##### Items #####

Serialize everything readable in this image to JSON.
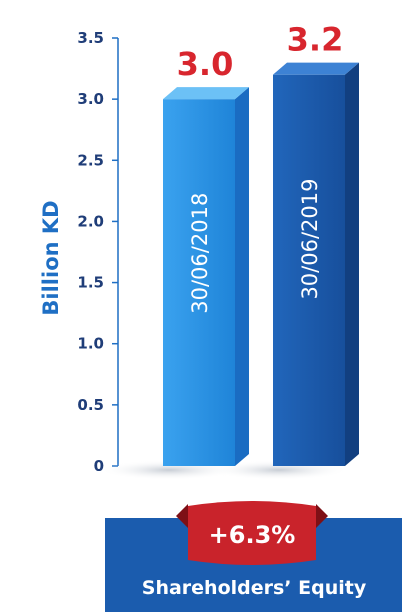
{
  "chart_data": {
    "type": "bar",
    "categories": [
      "30/06/2018",
      "30/06/2019"
    ],
    "values": [
      3.0,
      3.2
    ],
    "data_labels": [
      "3.0",
      "3.2"
    ],
    "ylabel": "Billion KD",
    "ylim": [
      0,
      3.5
    ],
    "yticks": [
      "0",
      "0.5",
      "1.0",
      "1.5",
      "2.0",
      "2.5",
      "3.0",
      "3.5"
    ],
    "grid": false,
    "bar_colors": [
      "#2b8fe3",
      "#1b5cae"
    ]
  },
  "change_badge": {
    "text": "+6.3%",
    "color": "#c9232b"
  },
  "footer": {
    "title": "Shareholders’ Equity",
    "color": "#1b5cae"
  }
}
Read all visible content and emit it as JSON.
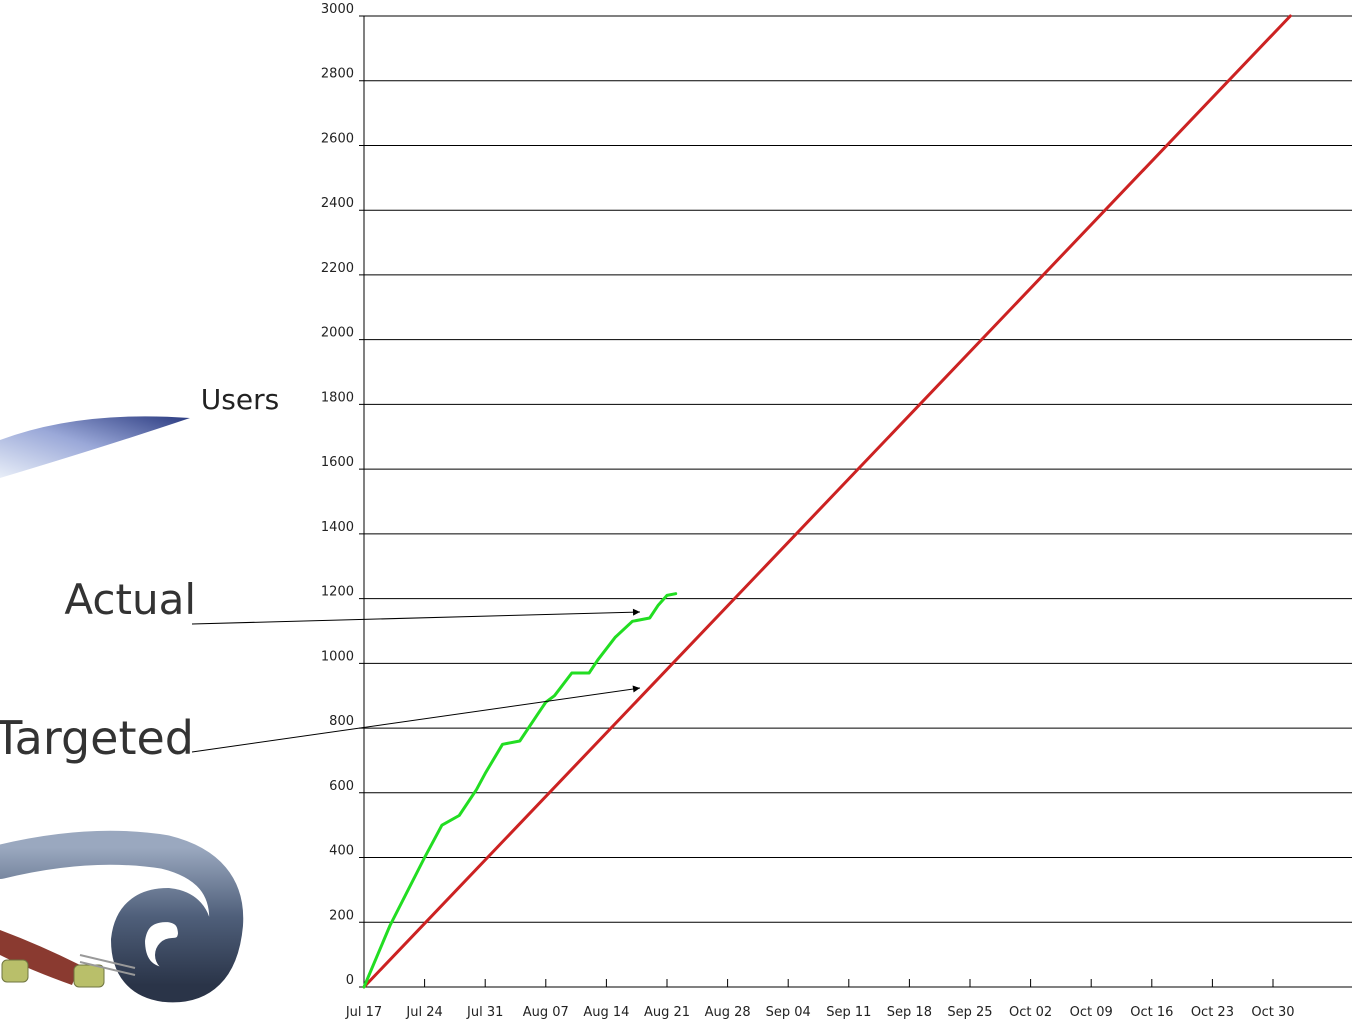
{
  "chart_data": {
    "type": "line",
    "ylabel": "Users",
    "ylim": [
      0,
      3000
    ],
    "yticks": [
      0,
      200,
      400,
      600,
      800,
      1000,
      1200,
      1400,
      1600,
      1800,
      2000,
      2200,
      2400,
      2600,
      2800,
      3000
    ],
    "xlim": [
      "2006-07-17",
      "2006-11-06"
    ],
    "xticks": [
      "Jul 17",
      "Jul 24",
      "Jul 31",
      "Aug 07",
      "Aug 14",
      "Aug 21",
      "Aug 28",
      "Sep 04",
      "Sep 11",
      "Sep 18",
      "Sep 25",
      "Oct 02",
      "Oct 09",
      "Oct 16",
      "Oct 23",
      "Oct 30"
    ],
    "grid": "horizontal",
    "series": [
      {
        "name": "Actual",
        "color": "#22dd22",
        "x": [
          "2006-07-17",
          "2006-07-20",
          "2006-07-24",
          "2006-07-26",
          "2006-07-28",
          "2006-07-30",
          "2006-07-31",
          "2006-08-02",
          "2006-08-04",
          "2006-08-06",
          "2006-08-07",
          "2006-08-08",
          "2006-08-10",
          "2006-08-12",
          "2006-08-13",
          "2006-08-15",
          "2006-08-17",
          "2006-08-19",
          "2006-08-20",
          "2006-08-21",
          "2006-08-22"
        ],
        "values": [
          0,
          190,
          400,
          500,
          530,
          610,
          660,
          750,
          760,
          840,
          880,
          900,
          970,
          970,
          1010,
          1080,
          1130,
          1140,
          1180,
          1210,
          1215
        ]
      },
      {
        "name": "Targeted",
        "color": "#cc2222",
        "x": [
          "2006-07-17",
          "2006-11-01"
        ],
        "values": [
          0,
          3000
        ]
      }
    ],
    "annotations": [
      {
        "text": "Actual",
        "points_to": "Actual"
      },
      {
        "text": "Targeted",
        "points_to": "Targeted"
      }
    ]
  }
}
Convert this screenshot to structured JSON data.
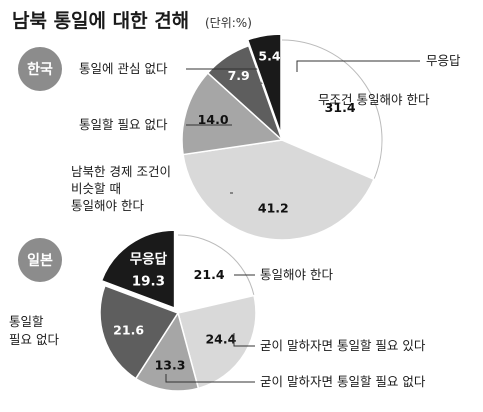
{
  "title": "남북 통일에 대한 견해",
  "unit": "(단위:%)",
  "chart_data": [
    {
      "type": "pie",
      "badge": "한국",
      "slices": [
        {
          "name": "무조건 통일해야 한다",
          "value": 31.4,
          "label": "31.4",
          "color": "#ffffff",
          "text_color": "#111111"
        },
        {
          "name": "남북한 경제 조건이 비슷할 때 통일해야 한다",
          "label_lines": [
            "남북한 경제 조건이",
            "비슷할 때",
            "통일해야 한다"
          ],
          "value": 41.2,
          "label": "41.2",
          "color": "#d9d9d9",
          "text_color": "#111111"
        },
        {
          "name": "통일할 필요 없다",
          "value": 14.0,
          "label": "14.0",
          "color": "#a6a6a6",
          "text_color": "#111111"
        },
        {
          "name": "통일에 관심 없다",
          "value": 7.9,
          "label": "7.9",
          "color": "#5e5e5e",
          "text_color": "#ffffff"
        },
        {
          "name": "무응답",
          "value": 5.4,
          "label": "5.4",
          "color": "#1a1a1a",
          "text_color": "#ffffff"
        }
      ]
    },
    {
      "type": "pie",
      "badge": "일본",
      "slices": [
        {
          "name": "통일해야 한다",
          "value": 21.4,
          "label": "21.4",
          "color": "#ffffff",
          "text_color": "#111111"
        },
        {
          "name": "굳이 말하자면 통일할 필요 있다",
          "value": 24.4,
          "label": "24.4",
          "color": "#d9d9d9",
          "text_color": "#111111"
        },
        {
          "name": "굳이 말하자면 통일할 필요 없다",
          "value": 13.3,
          "label": "13.3",
          "color": "#a6a6a6",
          "text_color": "#111111"
        },
        {
          "name": "통일할 필요 없다",
          "label_lines": [
            "통일할",
            "필요 없다"
          ],
          "value": 21.6,
          "label": "21.6",
          "color": "#5e5e5e",
          "text_color": "#ffffff"
        },
        {
          "name": "무응답",
          "value": 19.3,
          "label": "19.3",
          "color": "#1a1a1a",
          "text_color": "#ffffff"
        }
      ]
    }
  ]
}
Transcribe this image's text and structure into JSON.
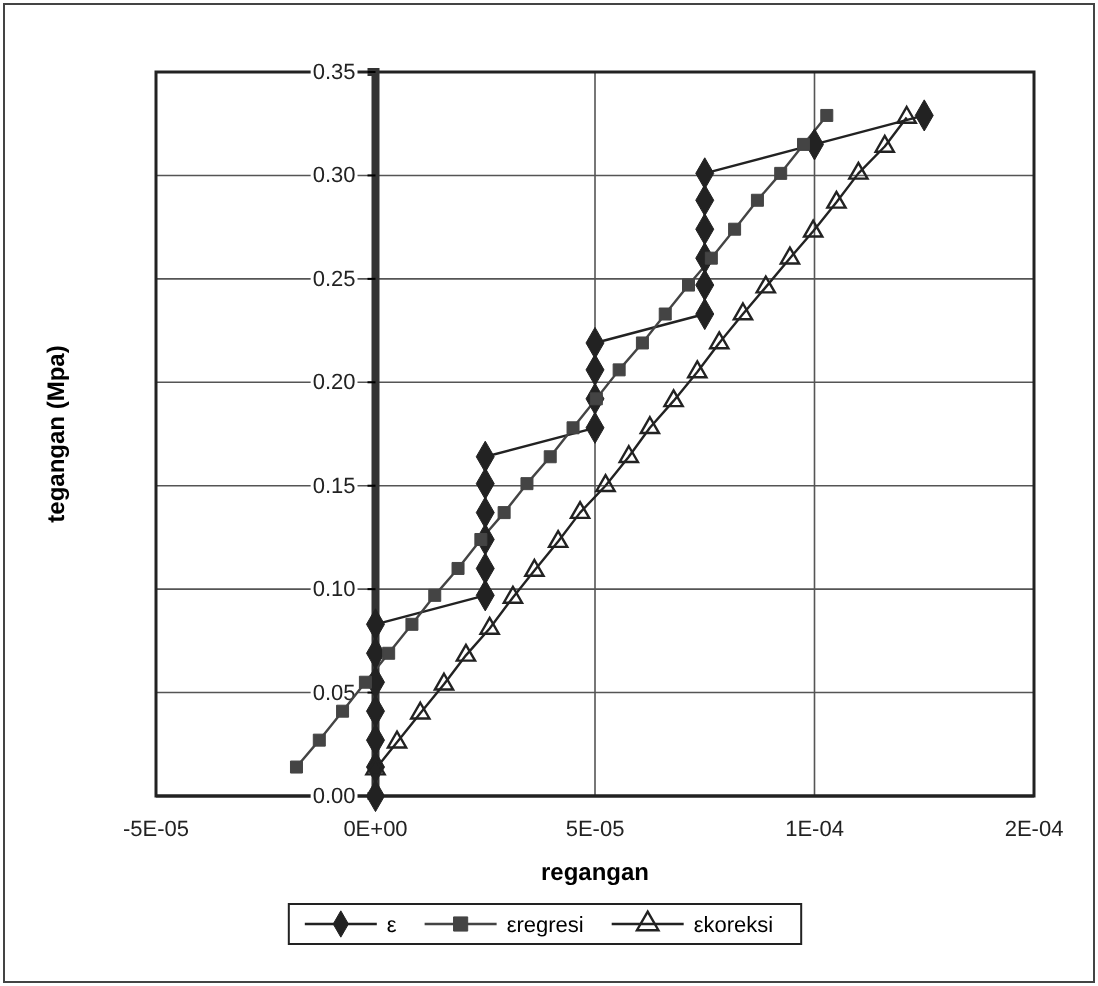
{
  "chart_data": {
    "type": "line",
    "xlabel": "regangan",
    "ylabel": "tegangan (Mpa)",
    "xlim": [
      -5e-05,
      0.00015
    ],
    "xticks": [
      {
        "value": -5e-05,
        "label": "-5E-05"
      },
      {
        "value": 0,
        "label": "0E+00"
      },
      {
        "value": 5e-05,
        "label": "5E-05"
      },
      {
        "value": 0.0001,
        "label": "1E-04"
      },
      {
        "value": 0.00015,
        "label": "2E-04"
      }
    ],
    "ylim": [
      0,
      0.35
    ],
    "yticks": [
      {
        "value": 0,
        "label": "0.00"
      },
      {
        "value": 0.05,
        "label": "0.05"
      },
      {
        "value": 0.1,
        "label": "0.10"
      },
      {
        "value": 0.15,
        "label": "0.15"
      },
      {
        "value": 0.2,
        "label": "0.20"
      },
      {
        "value": 0.25,
        "label": "0.25"
      },
      {
        "value": 0.3,
        "label": "0.30"
      },
      {
        "value": 0.35,
        "label": "0.35"
      }
    ],
    "grid": true,
    "legend": "bottom",
    "line_style": "solid",
    "series": [
      {
        "name": "ε",
        "color": "#222222",
        "marker": "diamond",
        "x": [
          0,
          0,
          0,
          0,
          0,
          0,
          0,
          2.5e-05,
          2.5e-05,
          2.5e-05,
          2.5e-05,
          2.5e-05,
          2.5e-05,
          5e-05,
          5e-05,
          5e-05,
          5e-05,
          7.5e-05,
          7.5e-05,
          7.5e-05,
          7.5e-05,
          7.5e-05,
          7.5e-05,
          0.0001,
          0.000125
        ],
        "values": [
          0,
          0.014,
          0.027,
          0.041,
          0.055,
          0.069,
          0.083,
          0.097,
          0.11,
          0.124,
          0.137,
          0.151,
          0.164,
          0.178,
          0.192,
          0.206,
          0.219,
          0.233,
          0.247,
          0.26,
          0.274,
          0.288,
          0.301,
          0.315,
          0.329
        ]
      },
      {
        "name": "εregresi",
        "color": "#444444",
        "marker": "square",
        "x": [
          -1.8e-05,
          -1.28e-05,
          -7.5e-06,
          -2.3e-06,
          3e-06,
          8.3e-06,
          1.35e-05,
          1.88e-05,
          2.4e-05,
          2.93e-05,
          3.45e-05,
          3.98e-05,
          4.5e-05,
          5.03e-05,
          5.55e-05,
          6.08e-05,
          6.6e-05,
          7.13e-05,
          7.65e-05,
          8.18e-05,
          8.7e-05,
          9.23e-05,
          9.75e-05,
          0.0001028
        ],
        "values": [
          0.014,
          0.027,
          0.041,
          0.055,
          0.069,
          0.083,
          0.097,
          0.11,
          0.124,
          0.137,
          0.151,
          0.164,
          0.178,
          0.192,
          0.206,
          0.219,
          0.233,
          0.247,
          0.26,
          0.274,
          0.288,
          0.301,
          0.315,
          0.329
        ]
      },
      {
        "name": "εkoreksi",
        "color": "#222222",
        "marker": "triangle",
        "x": [
          0,
          4.9e-06,
          1.02e-05,
          1.56e-05,
          2.06e-05,
          2.6e-05,
          3.13e-05,
          3.62e-05,
          4.16e-05,
          4.66e-05,
          5.24e-05,
          5.77e-05,
          6.25e-05,
          6.79e-05,
          7.33e-05,
          7.83e-05,
          8.37e-05,
          8.89e-05,
          9.44e-05,
          9.97e-05,
          0.000105,
          0.00011,
          0.000116,
          0.000121
        ],
        "values": [
          0.013,
          0.026,
          0.04,
          0.054,
          0.068,
          0.081,
          0.096,
          0.109,
          0.123,
          0.137,
          0.15,
          0.164,
          0.178,
          0.191,
          0.205,
          0.219,
          0.233,
          0.246,
          0.26,
          0.273,
          0.287,
          0.301,
          0.314,
          0.328
        ]
      }
    ]
  }
}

#####

- _Objective_:
Which lines hold the word "grid"? Show each one.

- _Worked answer_:
    "grid": false,
    "grid": "horizontal",
    "grid": true,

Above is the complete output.